◆ **What needs to be done**: Transcribe every line of the listing below without any deviation.

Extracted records
----------
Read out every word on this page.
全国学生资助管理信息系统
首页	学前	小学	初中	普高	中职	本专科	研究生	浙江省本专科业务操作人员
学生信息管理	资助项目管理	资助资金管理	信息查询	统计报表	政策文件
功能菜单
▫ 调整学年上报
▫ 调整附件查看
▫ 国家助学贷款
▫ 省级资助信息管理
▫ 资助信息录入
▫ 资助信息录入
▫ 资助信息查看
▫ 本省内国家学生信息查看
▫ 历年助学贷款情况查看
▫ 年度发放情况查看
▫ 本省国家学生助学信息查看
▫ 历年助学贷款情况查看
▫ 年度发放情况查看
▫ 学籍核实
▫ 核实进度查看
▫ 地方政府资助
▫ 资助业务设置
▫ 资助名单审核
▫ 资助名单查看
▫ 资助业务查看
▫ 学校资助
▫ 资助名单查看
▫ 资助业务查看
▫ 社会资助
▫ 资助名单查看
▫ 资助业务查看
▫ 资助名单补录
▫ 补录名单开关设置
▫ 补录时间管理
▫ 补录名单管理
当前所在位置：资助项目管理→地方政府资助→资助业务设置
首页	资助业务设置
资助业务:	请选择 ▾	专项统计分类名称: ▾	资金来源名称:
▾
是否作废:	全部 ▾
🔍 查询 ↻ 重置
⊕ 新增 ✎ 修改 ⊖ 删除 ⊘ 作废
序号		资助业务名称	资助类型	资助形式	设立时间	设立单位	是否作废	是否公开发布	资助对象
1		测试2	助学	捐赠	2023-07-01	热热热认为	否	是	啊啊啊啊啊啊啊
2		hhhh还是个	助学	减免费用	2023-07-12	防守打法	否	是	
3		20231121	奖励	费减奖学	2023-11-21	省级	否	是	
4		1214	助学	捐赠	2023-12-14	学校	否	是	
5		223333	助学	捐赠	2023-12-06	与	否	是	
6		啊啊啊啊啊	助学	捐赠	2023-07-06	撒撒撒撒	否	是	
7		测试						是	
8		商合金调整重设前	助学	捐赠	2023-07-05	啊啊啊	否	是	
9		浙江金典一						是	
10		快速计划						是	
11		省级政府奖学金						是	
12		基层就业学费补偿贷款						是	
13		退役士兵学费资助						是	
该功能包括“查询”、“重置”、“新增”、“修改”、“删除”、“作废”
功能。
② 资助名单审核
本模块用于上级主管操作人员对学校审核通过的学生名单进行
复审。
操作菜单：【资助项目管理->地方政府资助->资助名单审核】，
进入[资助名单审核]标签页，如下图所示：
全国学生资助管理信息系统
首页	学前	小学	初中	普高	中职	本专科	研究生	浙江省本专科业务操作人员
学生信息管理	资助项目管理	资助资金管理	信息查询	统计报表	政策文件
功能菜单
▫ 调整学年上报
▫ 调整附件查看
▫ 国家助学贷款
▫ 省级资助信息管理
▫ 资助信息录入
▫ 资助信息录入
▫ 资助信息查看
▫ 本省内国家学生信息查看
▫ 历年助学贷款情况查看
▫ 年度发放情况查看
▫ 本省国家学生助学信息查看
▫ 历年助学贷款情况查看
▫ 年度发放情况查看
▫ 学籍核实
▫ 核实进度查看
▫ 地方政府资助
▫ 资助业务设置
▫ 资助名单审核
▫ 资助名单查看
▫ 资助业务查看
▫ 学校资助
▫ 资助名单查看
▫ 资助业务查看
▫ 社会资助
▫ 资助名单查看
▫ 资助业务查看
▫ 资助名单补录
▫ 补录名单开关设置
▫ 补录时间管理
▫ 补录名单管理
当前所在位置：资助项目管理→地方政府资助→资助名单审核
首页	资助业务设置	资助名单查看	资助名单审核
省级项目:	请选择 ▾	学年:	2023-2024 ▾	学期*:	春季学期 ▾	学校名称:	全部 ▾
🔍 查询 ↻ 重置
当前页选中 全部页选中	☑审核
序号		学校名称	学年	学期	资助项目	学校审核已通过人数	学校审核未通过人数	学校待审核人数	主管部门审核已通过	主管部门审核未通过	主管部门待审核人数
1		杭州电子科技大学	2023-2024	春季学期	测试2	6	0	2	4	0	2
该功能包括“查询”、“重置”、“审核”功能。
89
----------
◆ **Answer to the problem**:
Read out every word on this page.
全国学生资助管理信息系统
首页	学前	小学	初中	普高	中职	本专科	研究生	浙江省本专科业务操作人员
学生信息管理	资助项目管理	资助资金管理	信息查询	统计报表	政策文件
功能菜单
▫ 调整学年上报
▫ 调整附件查看
▫ 国家助学贷款
▫ 省级资助信息管理
▫ 资助信息录入
▫ 资助信息录入
▫ 资助信息查看
▫ 本省内国家学生信息查看
▫ 历年助学贷款情况查看
▫ 年度发放情况查看
▫ 本省国家学生助学信息查看
▫ 历年助学贷款情况查看
▫ 年度发放情况查看
▫ 学籍核实
▫ 核实进度查看
▫ 地方政府资助
▫ 资助业务设置
▫ 资助名单审核
▫ 资助名单查看
▫ 资助业务查看
▫ 学校资助
▫ 资助名单查看
▫ 资助业务查看
▫ 社会资助
▫ 资助名单查看
▫ 资助业务查看
▫ 资助名单补录
▫ 补录名单开关设置
▫ 补录时间管理
▫ 补录名单管理
当前所在位置：资助项目管理→地方政府资助→资助业务设置
首页	资助业务设置
资助业务:	请选择 ▾	专项统计分类名称: ▾	资金来源名称:
▾
是否作废:	全部 ▾
🔍 查询 ↻ 重置
⊕ 新增 ✎ 修改 ⊖ 删除 ⊘ 作废
序号		资助业务名称	资助类型	资助形式	设立时间	设立单位	是否作废	是否公开发布	资助对象
1		测试2	助学	捐赠	2023-07-01	热热热认为	否	是	啊啊啊啊啊啊啊
2		hhhh还是个	助学	减免费用	2023-07-12	防守打法	否	是	
3		20231121	奖励	费减奖学	2023-11-21	省级	否	是	
4		1214	助学	捐赠	2023-12-14	学校	否	是	
5		223333	助学	捐赠	2023-12-06	与	否	是	
6		啊啊啊啊啊	助学	捐赠	2023-07-06	撒撒撒撒	否	是	
7		测试						是	
8		商合金调整重设前	助学	捐赠	2023-07-05	啊啊啊	否	是	
9		浙江金典一						是	
10		快速计划						是	
11		省级政府奖学金						是	
12		基层就业学费补偿贷款						是	
13		退役士兵学费资助						是	
该功能包括“查询”、“重置”、“新增”、“修改”、“删除”、“作废”
功能。
② 资助名单审核
本模块用于上级主管操作人员对学校审核通过的学生名单进行
复审。
操作菜单：【资助项目管理->地方政府资助->资助名单审核】，
进入[资助名单审核]标签页，如下图所示：
全国学生资助管理信息系统
首页	学前	小学	初中	普高	中职	本专科	研究生	浙江省本专科业务操作人员
学生信息管理	资助项目管理	资助资金管理	信息查询	统计报表	政策文件
功能菜单
▫ 调整学年上报
▫ 调整附件查看
▫ 国家助学贷款
▫ 省级资助信息管理
▫ 资助信息录入
▫ 资助信息录入
▫ 资助信息查看
▫ 本省内国家学生信息查看
▫ 历年助学贷款情况查看
▫ 年度发放情况查看
▫ 本省国家学生助学信息查看
▫ 历年助学贷款情况查看
▫ 年度发放情况查看
▫ 学籍核实
▫ 核实进度查看
▫ 地方政府资助
▫ 资助业务设置
▫ 资助名单审核
▫ 资助名单查看
▫ 资助业务查看
▫ 学校资助
▫ 资助名单查看
▫ 资助业务查看
▫ 社会资助
▫ 资助名单查看
▫ 资助业务查看
▫ 资助名单补录
▫ 补录名单开关设置
▫ 补录时间管理
▫ 补录名单管理
当前所在位置：资助项目管理→地方政府资助→资助名单审核
首页	资助业务设置	资助名单查看	资助名单审核
省级项目:	请选择 ▾	学年:	2023-2024 ▾	学期*:	春季学期 ▾	学校名称:	全部 ▾
🔍 查询 ↻ 重置
当前页选中 全部页选中	☑审核
序号		学校名称	学年	学期	资助项目	学校审核已通过人数	学校审核未通过人数	学校待审核人数	主管部门审核已通过	主管部门审核未通过	主管部门待审核人数
1		杭州电子科技大学	2023-2024	春季学期	测试2	6	0	2	4	0	2
该功能包括“查询”、“重置”、“审核”功能。
89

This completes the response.